The task:
Write each line out again exactly as written.

Exercise data:
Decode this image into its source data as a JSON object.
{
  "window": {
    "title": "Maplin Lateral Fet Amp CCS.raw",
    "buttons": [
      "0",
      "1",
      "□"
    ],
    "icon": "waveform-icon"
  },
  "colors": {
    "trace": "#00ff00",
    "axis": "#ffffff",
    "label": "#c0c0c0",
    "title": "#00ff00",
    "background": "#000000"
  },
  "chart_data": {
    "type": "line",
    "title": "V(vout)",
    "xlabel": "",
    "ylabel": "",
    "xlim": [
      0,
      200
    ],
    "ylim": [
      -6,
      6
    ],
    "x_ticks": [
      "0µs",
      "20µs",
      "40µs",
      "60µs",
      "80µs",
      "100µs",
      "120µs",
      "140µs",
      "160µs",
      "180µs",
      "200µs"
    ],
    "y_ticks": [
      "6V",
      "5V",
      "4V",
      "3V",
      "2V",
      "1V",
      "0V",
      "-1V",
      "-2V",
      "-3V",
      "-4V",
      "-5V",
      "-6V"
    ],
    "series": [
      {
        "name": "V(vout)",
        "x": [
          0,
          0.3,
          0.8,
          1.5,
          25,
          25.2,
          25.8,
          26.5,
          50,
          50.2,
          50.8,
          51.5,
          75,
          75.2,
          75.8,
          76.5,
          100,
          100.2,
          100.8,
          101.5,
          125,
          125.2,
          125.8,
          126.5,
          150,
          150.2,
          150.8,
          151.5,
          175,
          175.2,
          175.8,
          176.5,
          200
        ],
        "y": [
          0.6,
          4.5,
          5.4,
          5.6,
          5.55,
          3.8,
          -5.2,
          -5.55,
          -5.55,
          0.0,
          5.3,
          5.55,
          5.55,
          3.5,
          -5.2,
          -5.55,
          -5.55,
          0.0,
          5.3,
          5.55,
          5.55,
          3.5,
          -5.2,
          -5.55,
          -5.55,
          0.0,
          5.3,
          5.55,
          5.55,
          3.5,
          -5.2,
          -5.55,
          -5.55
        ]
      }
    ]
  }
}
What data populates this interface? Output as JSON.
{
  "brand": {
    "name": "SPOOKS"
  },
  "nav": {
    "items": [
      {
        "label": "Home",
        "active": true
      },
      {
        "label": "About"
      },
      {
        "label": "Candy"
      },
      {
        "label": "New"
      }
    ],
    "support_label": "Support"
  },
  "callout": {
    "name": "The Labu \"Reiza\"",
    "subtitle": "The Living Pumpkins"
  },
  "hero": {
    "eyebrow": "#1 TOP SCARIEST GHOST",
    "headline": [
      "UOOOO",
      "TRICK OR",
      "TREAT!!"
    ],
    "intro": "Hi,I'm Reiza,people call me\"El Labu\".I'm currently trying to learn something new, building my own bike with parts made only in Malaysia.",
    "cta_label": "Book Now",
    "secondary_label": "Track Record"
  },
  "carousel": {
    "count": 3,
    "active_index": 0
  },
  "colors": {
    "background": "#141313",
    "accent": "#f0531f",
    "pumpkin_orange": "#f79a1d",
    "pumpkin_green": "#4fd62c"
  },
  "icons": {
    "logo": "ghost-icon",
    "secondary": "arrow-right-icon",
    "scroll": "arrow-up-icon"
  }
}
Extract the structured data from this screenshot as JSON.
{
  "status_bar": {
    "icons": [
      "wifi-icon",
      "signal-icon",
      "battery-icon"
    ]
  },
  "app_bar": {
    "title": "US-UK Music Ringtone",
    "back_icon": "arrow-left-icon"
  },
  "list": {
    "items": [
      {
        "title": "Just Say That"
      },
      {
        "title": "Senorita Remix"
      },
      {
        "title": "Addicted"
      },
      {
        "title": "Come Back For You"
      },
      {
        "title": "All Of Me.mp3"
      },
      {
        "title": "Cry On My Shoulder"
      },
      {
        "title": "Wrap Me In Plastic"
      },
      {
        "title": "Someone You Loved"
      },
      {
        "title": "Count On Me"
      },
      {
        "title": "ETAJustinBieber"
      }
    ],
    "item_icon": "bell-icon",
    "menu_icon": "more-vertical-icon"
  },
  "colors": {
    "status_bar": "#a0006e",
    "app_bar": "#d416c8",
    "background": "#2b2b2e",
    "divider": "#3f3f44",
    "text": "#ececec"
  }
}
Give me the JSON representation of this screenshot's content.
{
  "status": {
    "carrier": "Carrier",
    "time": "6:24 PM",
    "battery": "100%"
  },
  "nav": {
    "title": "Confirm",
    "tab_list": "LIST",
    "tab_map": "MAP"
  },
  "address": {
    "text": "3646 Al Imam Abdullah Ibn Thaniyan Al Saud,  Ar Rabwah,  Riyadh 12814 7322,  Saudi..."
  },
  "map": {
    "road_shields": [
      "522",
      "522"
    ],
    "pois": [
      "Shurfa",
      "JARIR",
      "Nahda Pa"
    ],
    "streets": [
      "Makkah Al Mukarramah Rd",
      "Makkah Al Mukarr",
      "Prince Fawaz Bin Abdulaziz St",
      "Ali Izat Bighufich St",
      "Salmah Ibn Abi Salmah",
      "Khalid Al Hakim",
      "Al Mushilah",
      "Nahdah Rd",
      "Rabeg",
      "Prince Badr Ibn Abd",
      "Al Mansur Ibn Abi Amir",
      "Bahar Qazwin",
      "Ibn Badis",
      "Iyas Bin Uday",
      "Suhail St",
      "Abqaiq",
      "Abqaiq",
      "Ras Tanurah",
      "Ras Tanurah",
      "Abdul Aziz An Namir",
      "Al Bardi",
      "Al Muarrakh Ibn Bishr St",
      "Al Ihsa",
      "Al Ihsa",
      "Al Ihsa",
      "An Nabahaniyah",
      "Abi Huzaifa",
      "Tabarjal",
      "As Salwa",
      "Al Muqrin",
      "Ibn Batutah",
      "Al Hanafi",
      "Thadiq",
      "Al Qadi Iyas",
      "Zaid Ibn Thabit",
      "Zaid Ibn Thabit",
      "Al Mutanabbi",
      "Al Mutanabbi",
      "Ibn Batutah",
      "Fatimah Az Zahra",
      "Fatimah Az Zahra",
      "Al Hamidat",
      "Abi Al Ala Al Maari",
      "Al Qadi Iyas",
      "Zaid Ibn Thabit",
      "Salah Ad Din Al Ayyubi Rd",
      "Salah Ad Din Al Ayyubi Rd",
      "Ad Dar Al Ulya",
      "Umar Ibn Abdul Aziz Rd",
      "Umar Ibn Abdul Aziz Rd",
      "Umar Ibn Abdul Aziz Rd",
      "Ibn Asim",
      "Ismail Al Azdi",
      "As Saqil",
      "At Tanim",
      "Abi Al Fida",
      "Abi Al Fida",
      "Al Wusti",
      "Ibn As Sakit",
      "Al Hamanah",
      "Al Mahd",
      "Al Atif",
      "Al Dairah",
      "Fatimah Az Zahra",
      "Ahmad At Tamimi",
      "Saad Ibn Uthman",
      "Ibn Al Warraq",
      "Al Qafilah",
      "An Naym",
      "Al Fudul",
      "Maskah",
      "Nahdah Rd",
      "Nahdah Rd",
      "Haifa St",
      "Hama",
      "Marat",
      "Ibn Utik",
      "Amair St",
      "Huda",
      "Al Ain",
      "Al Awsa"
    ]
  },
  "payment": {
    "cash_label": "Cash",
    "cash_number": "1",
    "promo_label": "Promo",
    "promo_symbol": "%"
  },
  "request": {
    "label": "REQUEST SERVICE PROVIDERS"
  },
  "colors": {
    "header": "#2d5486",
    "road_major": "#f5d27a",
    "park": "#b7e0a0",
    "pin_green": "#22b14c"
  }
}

Task result:
Decode this image into its source data as a JSON object.
{
  "window": {
    "title": "Maplin Lateral Fet Amp CCS.raw",
    "buttons": [
      "0",
      "1",
      "□"
    ],
    "icon": "waveform-icon"
  },
  "colors": {
    "trace": "#00ff00",
    "axis": "#ffffff",
    "label": "#c0c0c0",
    "title": "#00ff00",
    "background": "#000000"
  },
  "chart_data": {
    "type": "line",
    "title": "V(vout)",
    "xlabel": "",
    "ylabel": "",
    "xlim": [
      0,
      200
    ],
    "ylim": [
      -6,
      6
    ],
    "x_ticks": [
      "0µs",
      "20µs",
      "40µs",
      "60µs",
      "80µs",
      "100µs",
      "120µs",
      "140µs",
      "160µs",
      "180µs",
      "200µs"
    ],
    "y_ticks": [
      "6V",
      "5V",
      "4V",
      "3V",
      "2V",
      "1V",
      "0V",
      "-1V",
      "-2V",
      "-3V",
      "-4V",
      "-5V",
      "-6V"
    ],
    "series": [
      {
        "name": "V(vout)",
        "x": [
          0,
          0.3,
          0.8,
          1.5,
          25,
          25.2,
          25.8,
          26.5,
          50,
          50.2,
          50.8,
          51.5,
          75,
          75.2,
          75.8,
          76.5,
          100,
          100.2,
          100.8,
          101.5,
          125,
          125.2,
          125.8,
          126.5,
          150,
          150.2,
          150.8,
          151.5,
          175,
          175.2,
          175.8,
          176.5,
          200
        ],
        "y": [
          0.6,
          4.5,
          5.4,
          5.6,
          5.55,
          3.8,
          -5.2,
          -5.55,
          -5.55,
          0.0,
          5.3,
          5.55,
          5.55,
          3.5,
          -5.2,
          -5.55,
          -5.55,
          0.0,
          5.3,
          5.55,
          5.55,
          3.5,
          -5.2,
          -5.55,
          -5.55,
          0.0,
          5.3,
          5.55,
          5.55,
          3.5,
          -5.2,
          -5.55,
          -5.55
        ]
      }
    ]
  }
}
What data populates this interface? Output as JSON.
{
  "brand": {
    "name": "SPOOKS"
  },
  "nav": {
    "items": [
      {
        "label": "Home",
        "active": true
      },
      {
        "label": "About"
      },
      {
        "label": "Candy"
      },
      {
        "label": "New"
      }
    ],
    "support_label": "Support"
  },
  "callout": {
    "name": "The Labu \"Reiza\"",
    "subtitle": "The Living Pumpkins"
  },
  "hero": {
    "eyebrow": "#1 TOP SCARIEST GHOST",
    "headline": [
      "UOOOO",
      "TRICK OR",
      "TREAT!!"
    ],
    "intro": "Hi,I'm Reiza,people call me\"El Labu\".I'm currently trying to learn something new, building my own bike with parts made only in Malaysia.",
    "cta_label": "Book Now",
    "secondary_label": "Track Record"
  },
  "carousel": {
    "count": 3,
    "active_index": 0
  },
  "colors": {
    "background": "#141313",
    "accent": "#f0531f",
    "pumpkin_orange": "#f79a1d",
    "pumpkin_green": "#4fd62c"
  },
  "icons": {
    "logo": "ghost-icon",
    "secondary": "arrow-right-icon",
    "scroll": "arrow-up-icon"
  }
}
Extract the structured data from this screenshot as JSON.
{
  "status_bar": {
    "icons": [
      "wifi-icon",
      "signal-icon",
      "battery-icon"
    ]
  },
  "app_bar": {
    "title": "US-UK Music Ringtone",
    "back_icon": "arrow-left-icon"
  },
  "list": {
    "items": [
      {
        "title": "Just Say That"
      },
      {
        "title": "Senorita Remix"
      },
      {
        "title": "Addicted"
      },
      {
        "title": "Come Back For You"
      },
      {
        "title": "All Of Me.mp3"
      },
      {
        "title": "Cry On My Shoulder"
      },
      {
        "title": "Wrap Me In Plastic"
      },
      {
        "title": "Someone You Loved"
      },
      {
        "title": "Count On Me"
      },
      {
        "title": "ETAJustinBieber"
      }
    ],
    "item_icon": "bell-icon",
    "menu_icon": "more-vertical-icon"
  },
  "colors": {
    "status_bar": "#a0006e",
    "app_bar": "#d416c8",
    "background": "#2b2b2e",
    "divider": "#3f3f44",
    "text": "#ececec"
  }
}
Give me the JSON representation of this screenshot's content.
{
  "status": {
    "carrier": "Carrier",
    "time": "6:24 PM",
    "battery": "100%"
  },
  "nav": {
    "title": "Confirm",
    "tab_list": "LIST",
    "tab_map": "MAP"
  },
  "address": {
    "text": "3646 Al Imam Abdullah Ibn Thaniyan Al Saud,  Ar Rabwah,  Riyadh 12814 7322,  Saudi..."
  },
  "map": {
    "road_shields": [
      "522",
      "522"
    ],
    "pois": [
      "Shurfa",
      "JARIR",
      "Nahda Pa"
    ],
    "streets": [
      "Makkah Al Mukarramah Rd",
      "Makkah Al Mukarr",
      "Prince Fawaz Bin Abdulaziz St",
      "Ali Izat Bighufich St",
      "Salmah Ibn Abi Salmah",
      "Khalid Al Hakim",
      "Al Mushilah",
      "Nahdah Rd",
      "Rabeg",
      "Prince Badr Ibn Abd",
      "Al Mansur Ibn Abi Amir",
      "Bahar Qazwin",
      "Ibn Badis",
      "Iyas Bin Uday",
      "Suhail St",
      "Abqaiq",
      "Abqaiq",
      "Ras Tanurah",
      "Ras Tanurah",
      "Abdul Aziz An Namir",
      "Al Bardi",
      "Al Muarrakh Ibn Bishr St",
      "Al Ihsa",
      "Al Ihsa",
      "Al Ihsa",
      "An Nabahaniyah",
      "Abi Huzaifa",
      "Tabarjal",
      "As Salwa",
      "Al Muqrin",
      "Ibn Batutah",
      "Al Hanafi",
      "Thadiq",
      "Al Qadi Iyas",
      "Zaid Ibn Thabit",
      "Zaid Ibn Thabit",
      "Al Mutanabbi",
      "Al Mutanabbi",
      "Ibn Batutah",
      "Fatimah Az Zahra",
      "Fatimah Az Zahra",
      "Al Hamidat",
      "Abi Al Ala Al Maari",
      "Al Qadi Iyas",
      "Zaid Ibn Thabit",
      "Salah Ad Din Al Ayyubi Rd",
      "Salah Ad Din Al Ayyubi Rd",
      "Ad Dar Al Ulya",
      "Umar Ibn Abdul Aziz Rd",
      "Umar Ibn Abdul Aziz Rd",
      "Umar Ibn Abdul Aziz Rd",
      "Ibn Asim",
      "Ismail Al Azdi",
      "As Saqil",
      "At Tanim",
      "Abi Al Fida",
      "Abi Al Fida",
      "Al Wusti",
      "Ibn As Sakit",
      "Al Hamanah",
      "Al Mahd",
      "Al Atif",
      "Al Dairah",
      "Fatimah Az Zahra",
      "Ahmad At Tamimi",
      "Saad Ibn Uthman",
      "Ibn Al Warraq",
      "Al Qafilah",
      "An Naym",
      "Al Fudul",
      "Maskah",
      "Nahdah Rd",
      "Nahdah Rd",
      "Haifa St",
      "Hama",
      "Marat",
      "Ibn Utik",
      "Amair St",
      "Huda",
      "Al Ain",
      "Al Awsa"
    ]
  },
  "payment": {
    "cash_label": "Cash",
    "cash_number": "1",
    "promo_label": "Promo",
    "promo_symbol": "%"
  },
  "request": {
    "label": "REQUEST SERVICE PROVIDERS"
  },
  "colors": {
    "header": "#2d5486",
    "road_major": "#f5d27a",
    "park": "#b7e0a0",
    "pin_green": "#22b14c"
  }
}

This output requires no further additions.